_Exercise description:_ Write each line out exactly, leaving none out.
++++++++++
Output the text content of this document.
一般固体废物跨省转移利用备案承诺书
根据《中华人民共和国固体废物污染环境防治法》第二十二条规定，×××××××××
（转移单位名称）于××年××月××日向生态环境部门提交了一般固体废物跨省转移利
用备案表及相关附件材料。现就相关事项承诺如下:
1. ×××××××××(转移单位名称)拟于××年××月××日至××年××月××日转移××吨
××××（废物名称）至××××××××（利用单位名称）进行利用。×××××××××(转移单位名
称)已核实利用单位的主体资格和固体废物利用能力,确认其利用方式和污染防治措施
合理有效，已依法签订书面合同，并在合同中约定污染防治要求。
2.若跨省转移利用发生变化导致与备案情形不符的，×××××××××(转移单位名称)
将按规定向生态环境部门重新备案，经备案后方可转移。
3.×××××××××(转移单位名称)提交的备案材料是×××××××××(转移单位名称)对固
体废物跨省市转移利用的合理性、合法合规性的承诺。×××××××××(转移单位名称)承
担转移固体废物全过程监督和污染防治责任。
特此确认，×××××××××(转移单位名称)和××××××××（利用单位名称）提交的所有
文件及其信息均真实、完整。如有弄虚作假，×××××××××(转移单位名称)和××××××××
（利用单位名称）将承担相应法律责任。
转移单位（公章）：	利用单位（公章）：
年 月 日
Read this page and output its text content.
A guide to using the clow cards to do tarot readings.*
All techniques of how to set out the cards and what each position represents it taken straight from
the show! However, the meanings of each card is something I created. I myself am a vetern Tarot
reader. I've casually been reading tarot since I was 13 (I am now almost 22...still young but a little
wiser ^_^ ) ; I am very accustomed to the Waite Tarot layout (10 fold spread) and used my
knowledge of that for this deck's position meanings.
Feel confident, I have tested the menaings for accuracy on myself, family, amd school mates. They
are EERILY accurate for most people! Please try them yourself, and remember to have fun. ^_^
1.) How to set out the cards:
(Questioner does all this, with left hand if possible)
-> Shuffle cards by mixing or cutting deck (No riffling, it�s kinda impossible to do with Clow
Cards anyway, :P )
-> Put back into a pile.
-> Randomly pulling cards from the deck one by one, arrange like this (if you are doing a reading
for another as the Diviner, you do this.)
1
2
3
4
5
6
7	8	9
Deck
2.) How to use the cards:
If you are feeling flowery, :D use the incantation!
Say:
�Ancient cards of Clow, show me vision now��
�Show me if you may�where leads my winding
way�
++++++++++
_Solution to this exercise:_
Output the text content of this document.
一般固体废物跨省转移利用备案承诺书
根据《中华人民共和国固体废物污染环境防治法》第二十二条规定，×××××××××
（转移单位名称）于××年××月××日向生态环境部门提交了一般固体废物跨省转移利
用备案表及相关附件材料。现就相关事项承诺如下:
1. ×××××××××(转移单位名称)拟于××年××月××日至××年××月××日转移××吨
××××（废物名称）至××××××××（利用单位名称）进行利用。×××××××××(转移单位名
称)已核实利用单位的主体资格和固体废物利用能力,确认其利用方式和污染防治措施
合理有效，已依法签订书面合同，并在合同中约定污染防治要求。
2.若跨省转移利用发生变化导致与备案情形不符的，×××××××××(转移单位名称)
将按规定向生态环境部门重新备案，经备案后方可转移。
3.×××××××××(转移单位名称)提交的备案材料是×××××××××(转移单位名称)对固
体废物跨省市转移利用的合理性、合法合规性的承诺。×××××××××(转移单位名称)承
担转移固体废物全过程监督和污染防治责任。
特此确认，×××××××××(转移单位名称)和××××××××（利用单位名称）提交的所有
文件及其信息均真实、完整。如有弄虚作假，×××××××××(转移单位名称)和××××××××
（利用单位名称）将承担相应法律责任。
转移单位（公章）：	利用单位（公章）：
年 月 日
Read this page and output its text content.
A guide to using the clow cards to do tarot readings.*
All techniques of how to set out the cards and what each position represents it taken straight from
the show! However, the meanings of each card is something I created. I myself am a vetern Tarot
reader. I've casually been reading tarot since I was 13 (I am now almost 22...still young but a little
wiser ^_^ ) ; I am very accustomed to the Waite Tarot layout (10 fold spread) and used my
knowledge of that for this deck's position meanings.
Feel confident, I have tested the menaings for accuracy on myself, family, amd school mates. They
are EERILY accurate for most people! Please try them yourself, and remember to have fun. ^_^
1.) How to set out the cards:
(Questioner does all this, with left hand if possible)
-> Shuffle cards by mixing or cutting deck (No riffling, it�s kinda impossible to do with Clow
Cards anyway, :P )
-> Put back into a pile.
-> Randomly pulling cards from the deck one by one, arrange like this (if you are doing a reading
for another as the Diviner, you do this.)
1
2
3
4
5
6
7	8	9
Deck
2.) How to use the cards:
If you are feeling flowery, :D use the incantation!
Say:
�Ancient cards of Clow, show me vision now��
�Show me if you may�where leads my winding
way�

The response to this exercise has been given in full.